● **What is asked**:
Quote every line of the data below as it stands, omitting pictures.

(begin)

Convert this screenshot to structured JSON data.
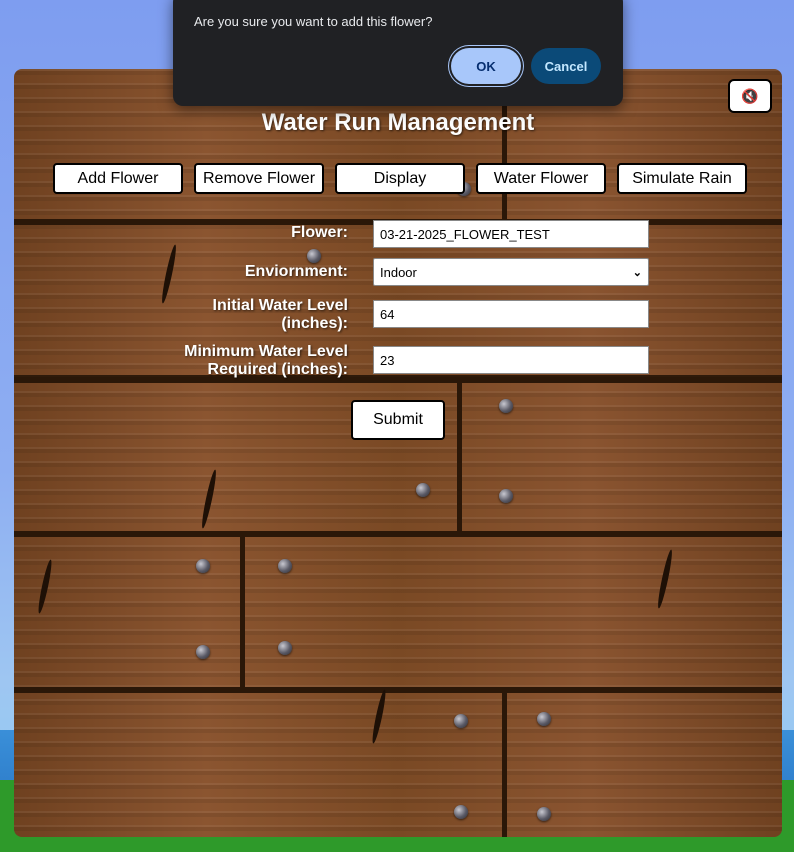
{
  "dialog": {
    "message": "Are you sure you want to add this flower?",
    "ok_label": "OK",
    "cancel_label": "Cancel"
  },
  "header": {
    "title": "Water Run Management",
    "mute_icon": "speaker-muted-icon",
    "mute_glyph": "🔇"
  },
  "nav": {
    "add": "Add Flower",
    "remove": "Remove Flower",
    "display": "Display",
    "water": "Water Flower",
    "rain": "Simulate Rain"
  },
  "form": {
    "flower_label": "Flower:",
    "flower_value": "03-21-2025_FLOWER_TEST",
    "environment_label": "Enviornment:",
    "environment_value": "Indoor",
    "initial_label_1": "Initial Water Level",
    "initial_label_2": "(inches):",
    "initial_value": "64",
    "minimum_label_1": "Minimum Water Level",
    "minimum_label_2": "Required (inches):",
    "minimum_value": "23",
    "submit_label": "Submit"
  },
  "colors": {
    "wood": "#7a4a22",
    "ok_button": "#a8c7fa",
    "cancel_button": "#0b4a78",
    "dialog_bg": "#202124"
  }
}
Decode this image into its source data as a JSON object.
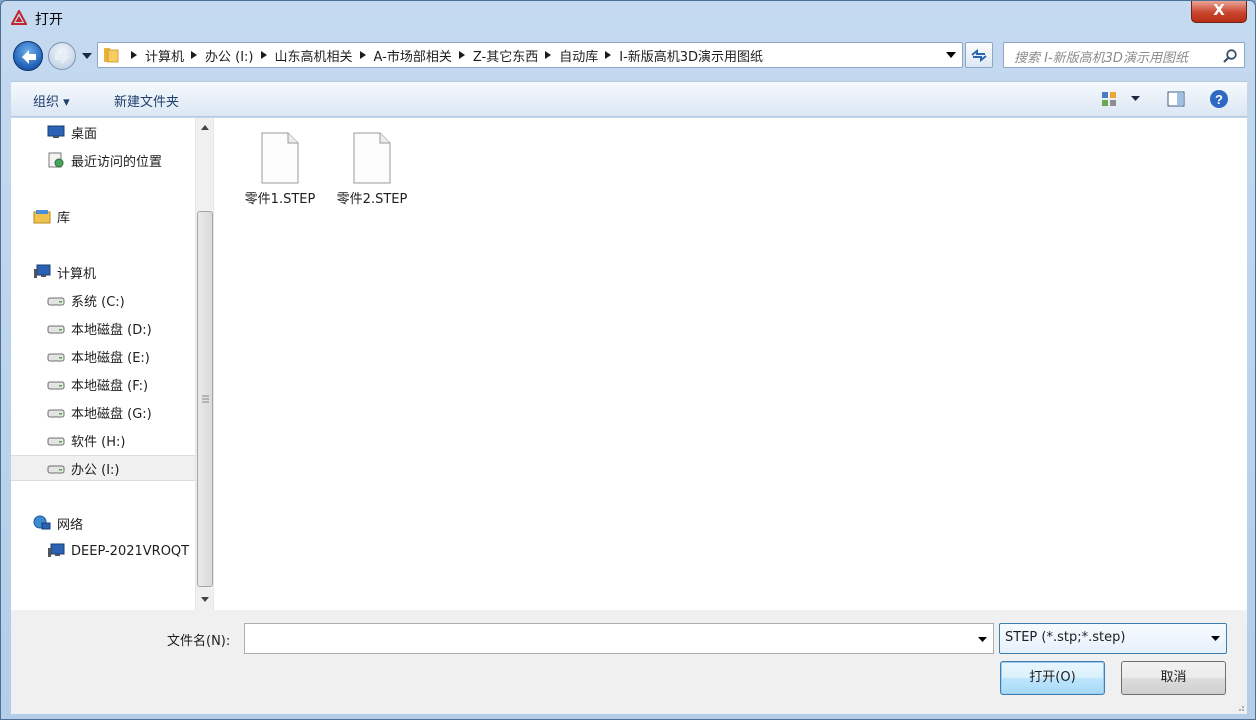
{
  "window": {
    "title": "打开",
    "close_label": "X"
  },
  "address": {
    "crumbs": [
      "计算机",
      "办公 (I:)",
      "山东高机相关",
      "A-市场部相关",
      "Z-其它东西",
      "自动库",
      "I-新版高机3D演示用图纸"
    ]
  },
  "search": {
    "placeholder": "搜索 I-新版高机3D演示用图纸"
  },
  "toolbar": {
    "organize_label": "组织 ▾",
    "new_folder_label": "新建文件夹"
  },
  "nav": {
    "items": [
      {
        "label": "桌面",
        "icon": "desktop-icon"
      },
      {
        "label": "最近访问的位置",
        "icon": "recent-places-icon"
      },
      {
        "label": "库",
        "icon": "library-icon"
      },
      {
        "label": "计算机",
        "icon": "computer-icon"
      },
      {
        "label": "系统 (C:)",
        "icon": "drive-icon"
      },
      {
        "label": "本地磁盘 (D:)",
        "icon": "drive-icon"
      },
      {
        "label": "本地磁盘 (E:)",
        "icon": "drive-icon"
      },
      {
        "label": "本地磁盘 (F:)",
        "icon": "drive-icon"
      },
      {
        "label": "本地磁盘 (G:)",
        "icon": "drive-icon"
      },
      {
        "label": "软件 (H:)",
        "icon": "drive-icon"
      },
      {
        "label": "办公 (I:)",
        "icon": "drive-icon",
        "selected": true
      },
      {
        "label": "网络",
        "icon": "network-icon"
      },
      {
        "label": "DEEP-2021VROQT",
        "icon": "computer-icon"
      }
    ]
  },
  "files": [
    {
      "name": "零件1.STEP",
      "icon": "document-icon"
    },
    {
      "name": "零件2.STEP",
      "icon": "document-icon"
    }
  ],
  "bottom": {
    "filename_label": "文件名(N):",
    "filename_value": "",
    "filetype_value": "STEP (*.stp;*.step)",
    "open_label": "打开(O)",
    "cancel_label": "取消"
  },
  "colors": {
    "accent": "#3c7fb1",
    "close": "#c9452d",
    "selection": "#f0f0f0"
  }
}
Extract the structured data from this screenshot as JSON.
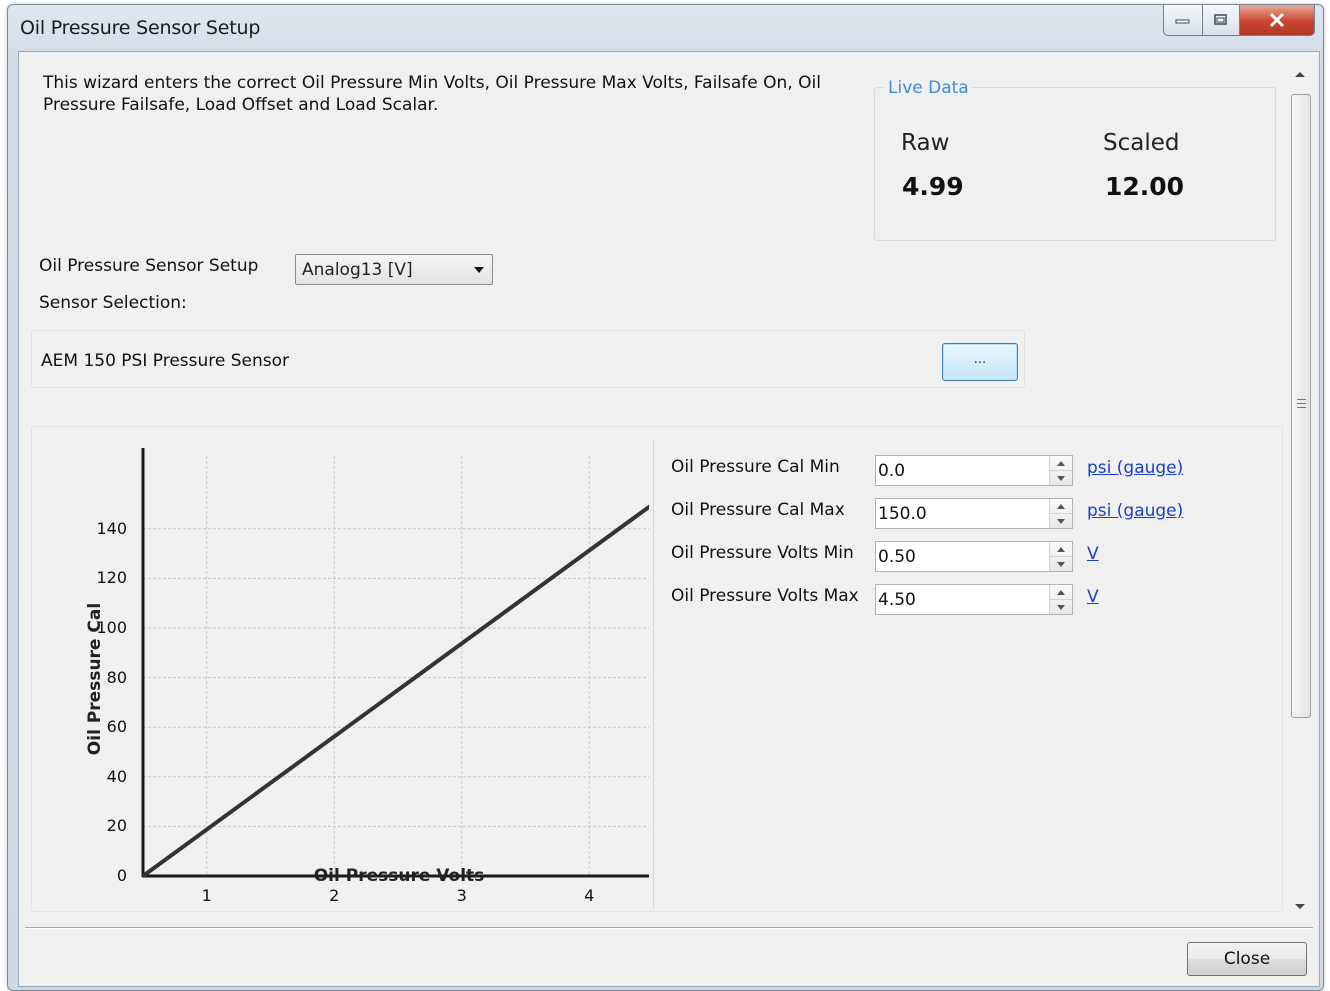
{
  "window": {
    "title": "Oil Pressure Sensor Setup"
  },
  "description": "This wizard enters the correct Oil Pressure Min Volts, Oil Pressure Max Volts, Failsafe On, Oil Pressure Failsafe, Load Offset and Load Scalar.",
  "live_data": {
    "title": "Live Data",
    "raw_label": "Raw",
    "scaled_label": "Scaled",
    "raw_value": "4.99",
    "scaled_value": "12.00"
  },
  "setup": {
    "label": "Oil Pressure Sensor Setup",
    "dropdown_value": "Analog13 [V]",
    "sensor_selection_label": "Sensor Selection:",
    "sensor_name": "AEM 150 PSI Pressure Sensor",
    "browse_label": "..."
  },
  "chart_data": {
    "type": "line",
    "xlabel": "Oil Pressure Volts",
    "ylabel": "Oil Pressure Cal",
    "xlim": [
      0.5,
      4.5
    ],
    "ylim": [
      0,
      150
    ],
    "xticks": [
      "1",
      "2",
      "3",
      "4"
    ],
    "yticks": [
      "0",
      "20",
      "40",
      "60",
      "80",
      "100",
      "120",
      "140"
    ],
    "grid": true,
    "series": [
      {
        "x": [
          0.5,
          4.5
        ],
        "y": [
          0,
          150
        ]
      }
    ]
  },
  "calibration": {
    "rows": [
      {
        "label": "Oil Pressure Cal Min",
        "value": "0.0",
        "unit": "psi (gauge)"
      },
      {
        "label": "Oil Pressure Cal Max",
        "value": "150.0",
        "unit": "psi (gauge)"
      },
      {
        "label": "Oil Pressure Volts Min",
        "value": "0.50",
        "unit": "V"
      },
      {
        "label": "Oil Pressure Volts Max",
        "value": "4.50",
        "unit": "V"
      }
    ]
  },
  "footer": {
    "close_label": "Close"
  },
  "colors": {
    "live_title": "#3b8ed8",
    "link": "#1a3fc7",
    "plot_line": "#333333"
  }
}
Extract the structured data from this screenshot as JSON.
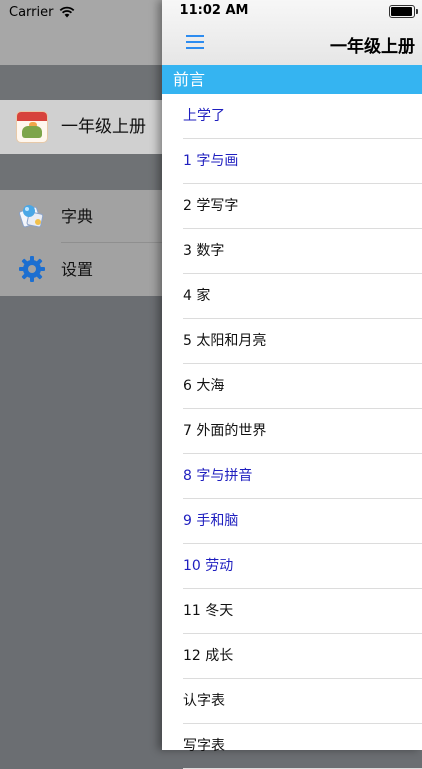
{
  "status_bar": {
    "carrier": "Carrier",
    "time": "11:02 AM"
  },
  "left_menu": {
    "book": {
      "label": "一年级上册",
      "icon": "textbook-cover-icon"
    },
    "items": [
      {
        "label": "字典",
        "icon": "dictionary-icon"
      },
      {
        "label": "设置",
        "icon": "gear-icon"
      }
    ]
  },
  "panel": {
    "title": "一年级上册",
    "menu_icon": "hamburger-menu-icon",
    "section_title": "前言",
    "accent_color": "#35b4f1",
    "link_color": "#1f1fbf",
    "lessons": [
      {
        "label": "上学了",
        "highlighted": true
      },
      {
        "label": "1 字与画",
        "highlighted": true
      },
      {
        "label": "2 学写字",
        "highlighted": false
      },
      {
        "label": "3 数字",
        "highlighted": false
      },
      {
        "label": "4 家",
        "highlighted": false
      },
      {
        "label": "5 太阳和月亮",
        "highlighted": false
      },
      {
        "label": "6 大海",
        "highlighted": false
      },
      {
        "label": "7 外面的世界",
        "highlighted": false
      },
      {
        "label": "8 字与拼音",
        "highlighted": true
      },
      {
        "label": "9 手和脑",
        "highlighted": true
      },
      {
        "label": "10 劳动",
        "highlighted": true
      },
      {
        "label": "11 冬天",
        "highlighted": false
      },
      {
        "label": "12 成长",
        "highlighted": false
      },
      {
        "label": "认字表",
        "highlighted": false
      },
      {
        "label": "写字表",
        "highlighted": false
      }
    ]
  }
}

(end)

● **Final answer**:
Convert this screenshot to structured JSON data.
{
  "dialog": {
    "message": "Are you sure you want to add this flower?",
    "ok_label": "OK",
    "cancel_label": "Cancel"
  },
  "header": {
    "title": "Water Run Management",
    "mute_icon": "speaker-muted-icon",
    "mute_glyph": "🔇"
  },
  "nav": {
    "add": "Add Flower",
    "remove": "Remove Flower",
    "display": "Display",
    "water": "Water Flower",
    "rain": "Simulate Rain"
  },
  "form": {
    "flower_label": "Flower:",
    "flower_value": "03-21-2025_FLOWER_TEST",
    "environment_label": "Enviornment:",
    "environment_value": "Indoor",
    "initial_label_1": "Initial Water Level",
    "initial_label_2": "(inches):",
    "initial_value": "64",
    "minimum_label_1": "Minimum Water Level",
    "minimum_label_2": "Required (inches):",
    "minimum_value": "23",
    "submit_label": "Submit"
  },
  "colors": {
    "wood": "#7a4a22",
    "ok_button": "#a8c7fa",
    "cancel_button": "#0b4a78",
    "dialog_bg": "#202124"
  }
}
Decode this image into its source data as a JSON object.
{
  "window": {
    "title": "打开",
    "close_label": "X"
  },
  "address": {
    "crumbs": [
      "计算机",
      "办公 (I:)",
      "山东高机相关",
      "A-市场部相关",
      "Z-其它东西",
      "自动库",
      "I-新版高机3D演示用图纸"
    ]
  },
  "search": {
    "placeholder": "搜索 I-新版高机3D演示用图纸"
  },
  "toolbar": {
    "organize_label": "组织 ▾",
    "new_folder_label": "新建文件夹"
  },
  "nav": {
    "items": [
      {
        "label": "桌面",
        "icon": "desktop-icon"
      },
      {
        "label": "最近访问的位置",
        "icon": "recent-places-icon"
      },
      {
        "label": "库",
        "icon": "library-icon"
      },
      {
        "label": "计算机",
        "icon": "computer-icon"
      },
      {
        "label": "系统 (C:)",
        "icon": "drive-icon"
      },
      {
        "label": "本地磁盘 (D:)",
        "icon": "drive-icon"
      },
      {
        "label": "本地磁盘 (E:)",
        "icon": "drive-icon"
      },
      {
        "label": "本地磁盘 (F:)",
        "icon": "drive-icon"
      },
      {
        "label": "本地磁盘 (G:)",
        "icon": "drive-icon"
      },
      {
        "label": "软件 (H:)",
        "icon": "drive-icon"
      },
      {
        "label": "办公 (I:)",
        "icon": "drive-icon",
        "selected": true
      },
      {
        "label": "网络",
        "icon": "network-icon"
      },
      {
        "label": "DEEP-2021VROQT",
        "icon": "computer-icon"
      }
    ]
  },
  "files": [
    {
      "name": "零件1.STEP",
      "icon": "document-icon"
    },
    {
      "name": "零件2.STEP",
      "icon": "document-icon"
    }
  ],
  "bottom": {
    "filename_label": "文件名(N):",
    "filename_value": "",
    "filetype_value": "STEP (*.stp;*.step)",
    "open_label": "打开(O)",
    "cancel_label": "取消"
  },
  "colors": {
    "accent": "#3c7fb1",
    "close": "#c9452d",
    "selection": "#f0f0f0"
  }
}
Extract the structured data from this screenshot as JSON.
{
  "window": {
    "title": "Oil Pressure Sensor Setup"
  },
  "description": "This wizard enters the correct Oil Pressure Min Volts, Oil Pressure Max Volts, Failsafe On, Oil Pressure Failsafe, Load Offset and Load Scalar.",
  "live_data": {
    "title": "Live Data",
    "raw_label": "Raw",
    "scaled_label": "Scaled",
    "raw_value": "4.99",
    "scaled_value": "12.00"
  },
  "setup": {
    "label": "Oil Pressure Sensor Setup",
    "dropdown_value": "Analog13 [V]",
    "sensor_selection_label": "Sensor Selection:",
    "sensor_name": "AEM 150 PSI Pressure Sensor",
    "browse_label": "..."
  },
  "chart_data": {
    "type": "line",
    "xlabel": "Oil Pressure Volts",
    "ylabel": "Oil Pressure Cal",
    "xlim": [
      0.5,
      4.5
    ],
    "ylim": [
      0,
      150
    ],
    "xticks": [
      "1",
      "2",
      "3",
      "4"
    ],
    "yticks": [
      "0",
      "20",
      "40",
      "60",
      "80",
      "100",
      "120",
      "140"
    ],
    "grid": true,
    "series": [
      {
        "x": [
          0.5,
          4.5
        ],
        "y": [
          0,
          150
        ]
      }
    ]
  },
  "calibration": {
    "rows": [
      {
        "label": "Oil Pressure Cal Min",
        "value": "0.0",
        "unit": "psi (gauge)"
      },
      {
        "label": "Oil Pressure Cal Max",
        "value": "150.0",
        "unit": "psi (gauge)"
      },
      {
        "label": "Oil Pressure Volts Min",
        "value": "0.50",
        "unit": "V"
      },
      {
        "label": "Oil Pressure Volts Max",
        "value": "4.50",
        "unit": "V"
      }
    ]
  },
  "footer": {
    "close_label": "Close"
  },
  "colors": {
    "live_title": "#3b8ed8",
    "link": "#1a3fc7",
    "plot_line": "#333333"
  }
}
Extract the structured data from this screenshot as JSON.
{
  "status_bar": {
    "carrier": "Carrier",
    "time": "11:02 AM"
  },
  "left_menu": {
    "book": {
      "label": "一年级上册",
      "icon": "textbook-cover-icon"
    },
    "items": [
      {
        "label": "字典",
        "icon": "dictionary-icon"
      },
      {
        "label": "设置",
        "icon": "gear-icon"
      }
    ]
  },
  "panel": {
    "title": "一年级上册",
    "menu_icon": "hamburger-menu-icon",
    "section_title": "前言",
    "accent_color": "#35b4f1",
    "link_color": "#1f1fbf",
    "lessons": [
      {
        "label": "上学了",
        "highlighted": true
      },
      {
        "label": "1 字与画",
        "highlighted": true
      },
      {
        "label": "2 学写字",
        "highlighted": false
      },
      {
        "label": "3 数字",
        "highlighted": false
      },
      {
        "label": "4 家",
        "highlighted": false
      },
      {
        "label": "5 太阳和月亮",
        "highlighted": false
      },
      {
        "label": "6 大海",
        "highlighted": false
      },
      {
        "label": "7 外面的世界",
        "highlighted": false
      },
      {
        "label": "8 字与拼音",
        "highlighted": true
      },
      {
        "label": "9 手和脑",
        "highlighted": true
      },
      {
        "label": "10 劳动",
        "highlighted": true
      },
      {
        "label": "11 冬天",
        "highlighted": false
      },
      {
        "label": "12 成长",
        "highlighted": false
      },
      {
        "label": "认字表",
        "highlighted": false
      },
      {
        "label": "写字表",
        "highlighted": false
      }
    ]
  }
}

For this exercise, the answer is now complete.